=== What is expected ===
Your task is to restate the data word for word.

=== Data supplied ===
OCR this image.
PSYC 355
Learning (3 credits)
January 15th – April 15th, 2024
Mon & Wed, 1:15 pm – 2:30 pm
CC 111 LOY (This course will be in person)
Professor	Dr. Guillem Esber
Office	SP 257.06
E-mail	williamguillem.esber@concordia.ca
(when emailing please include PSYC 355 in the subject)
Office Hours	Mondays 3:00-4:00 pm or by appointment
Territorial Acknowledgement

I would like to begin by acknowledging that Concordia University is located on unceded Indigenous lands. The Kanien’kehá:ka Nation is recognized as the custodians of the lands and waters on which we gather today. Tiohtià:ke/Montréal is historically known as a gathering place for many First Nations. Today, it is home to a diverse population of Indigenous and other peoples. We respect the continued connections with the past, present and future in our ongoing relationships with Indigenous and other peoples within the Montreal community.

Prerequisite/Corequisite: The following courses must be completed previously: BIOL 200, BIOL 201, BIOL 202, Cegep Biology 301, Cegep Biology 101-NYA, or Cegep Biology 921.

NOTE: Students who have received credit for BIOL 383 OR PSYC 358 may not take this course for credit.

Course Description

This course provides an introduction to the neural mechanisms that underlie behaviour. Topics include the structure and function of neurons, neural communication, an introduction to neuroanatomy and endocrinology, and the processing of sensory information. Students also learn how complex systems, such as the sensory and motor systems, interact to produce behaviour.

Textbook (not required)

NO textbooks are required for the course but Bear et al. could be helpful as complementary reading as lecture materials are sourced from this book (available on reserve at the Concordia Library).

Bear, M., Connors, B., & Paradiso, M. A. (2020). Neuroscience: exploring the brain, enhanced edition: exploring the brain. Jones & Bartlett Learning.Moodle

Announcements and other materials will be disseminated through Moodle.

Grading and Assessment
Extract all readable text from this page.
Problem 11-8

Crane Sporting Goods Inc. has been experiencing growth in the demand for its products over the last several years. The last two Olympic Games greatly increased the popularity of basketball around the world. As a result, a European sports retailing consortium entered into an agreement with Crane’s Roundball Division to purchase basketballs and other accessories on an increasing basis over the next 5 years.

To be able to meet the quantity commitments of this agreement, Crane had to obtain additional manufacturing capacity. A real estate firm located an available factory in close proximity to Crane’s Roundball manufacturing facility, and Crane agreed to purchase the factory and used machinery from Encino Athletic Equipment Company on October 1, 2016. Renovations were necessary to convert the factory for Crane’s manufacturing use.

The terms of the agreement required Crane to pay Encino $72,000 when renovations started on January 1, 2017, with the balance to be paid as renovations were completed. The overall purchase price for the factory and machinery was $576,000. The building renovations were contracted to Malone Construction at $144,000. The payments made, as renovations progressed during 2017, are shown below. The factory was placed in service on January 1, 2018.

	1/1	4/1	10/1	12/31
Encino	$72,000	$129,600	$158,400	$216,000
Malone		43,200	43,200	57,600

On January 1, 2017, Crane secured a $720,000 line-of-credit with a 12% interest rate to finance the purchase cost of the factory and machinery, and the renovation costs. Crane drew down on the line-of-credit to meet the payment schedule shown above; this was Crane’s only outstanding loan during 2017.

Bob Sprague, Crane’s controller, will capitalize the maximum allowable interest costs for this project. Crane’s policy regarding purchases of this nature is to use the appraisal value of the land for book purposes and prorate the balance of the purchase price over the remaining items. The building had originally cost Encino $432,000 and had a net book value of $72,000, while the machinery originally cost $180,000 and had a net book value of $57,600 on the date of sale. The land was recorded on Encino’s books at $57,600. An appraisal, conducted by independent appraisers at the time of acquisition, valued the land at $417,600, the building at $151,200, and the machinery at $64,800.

=== Exercise result ===
OCR this image.
PSYC 355
Learning (3 credits)
January 15th – April 15th, 2024
Mon & Wed, 1:15 pm – 2:30 pm
CC 111 LOY (This course will be in person)
Professor	Dr. Guillem Esber
Office	SP 257.06
E-mail	williamguillem.esber@concordia.ca
(when emailing please include PSYC 355 in the subject)
Office Hours	Mondays 3:00-4:00 pm or by appointment
Territorial Acknowledgement

I would like to begin by acknowledging that Concordia University is located on unceded Indigenous lands. The Kanien’kehá:ka Nation is recognized as the custodians of the lands and waters on which we gather today. Tiohtià:ke/Montréal is historically known as a gathering place for many First Nations. Today, it is home to a diverse population of Indigenous and other peoples. We respect the continued connections with the past, present and future in our ongoing relationships with Indigenous and other peoples within the Montreal community.

Prerequisite/Corequisite: The following courses must be completed previously: BIOL 200, BIOL 201, BIOL 202, Cegep Biology 301, Cegep Biology 101-NYA, or Cegep Biology 921.

NOTE: Students who have received credit for BIOL 383 OR PSYC 358 may not take this course for credit.

Course Description

This course provides an introduction to the neural mechanisms that underlie behaviour. Topics include the structure and function of neurons, neural communication, an introduction to neuroanatomy and endocrinology, and the processing of sensory information. Students also learn how complex systems, such as the sensory and motor systems, interact to produce behaviour.

Textbook (not required)

NO textbooks are required for the course but Bear et al. could be helpful as complementary reading as lecture materials are sourced from this book (available on reserve at the Concordia Library).

Bear, M., Connors, B., & Paradiso, M. A. (2020). Neuroscience: exploring the brain, enhanced edition: exploring the brain. Jones & Bartlett Learning.Moodle

Announcements and other materials will be disseminated through Moodle.

Grading and Assessment
Extract all readable text from this page.
Problem 11-8

Crane Sporting Goods Inc. has been experiencing growth in the demand for its products over the last several years. The last two Olympic Games greatly increased the popularity of basketball around the world. As a result, a European sports retailing consortium entered into an agreement with Crane’s Roundball Division to purchase basketballs and other accessories on an increasing basis over the next 5 years.

To be able to meet the quantity commitments of this agreement, Crane had to obtain additional manufacturing capacity. A real estate firm located an available factory in close proximity to Crane’s Roundball manufacturing facility, and Crane agreed to purchase the factory and used machinery from Encino Athletic Equipment Company on October 1, 2016. Renovations were necessary to convert the factory for Crane’s manufacturing use.

The terms of the agreement required Crane to pay Encino $72,000 when renovations started on January 1, 2017, with the balance to be paid as renovations were completed. The overall purchase price for the factory and machinery was $576,000. The building renovations were contracted to Malone Construction at $144,000. The payments made, as renovations progressed during 2017, are shown below. The factory was placed in service on January 1, 2018.

	1/1	4/1	10/1	12/31
Encino	$72,000	$129,600	$158,400	$216,000
Malone		43,200	43,200	57,600

On January 1, 2017, Crane secured a $720,000 line-of-credit with a 12% interest rate to finance the purchase cost of the factory and machinery, and the renovation costs. Crane drew down on the line-of-credit to meet the payment schedule shown above; this was Crane’s only outstanding loan during 2017.

Bob Sprague, Crane’s controller, will capitalize the maximum allowable interest costs for this project. Crane’s policy regarding purchases of this nature is to use the appraisal value of the land for book purposes and prorate the balance of the purchase price over the remaining items. The building had originally cost Encino $432,000 and had a net book value of $72,000, while the machinery originally cost $180,000 and had a net book value of $57,600 on the date of sale. The land was recorded on Encino’s books at $57,600. An appraisal, conducted by independent appraisers at the time of acquisition, valued the land at $417,600, the building at $151,200, and the machinery at $64,800.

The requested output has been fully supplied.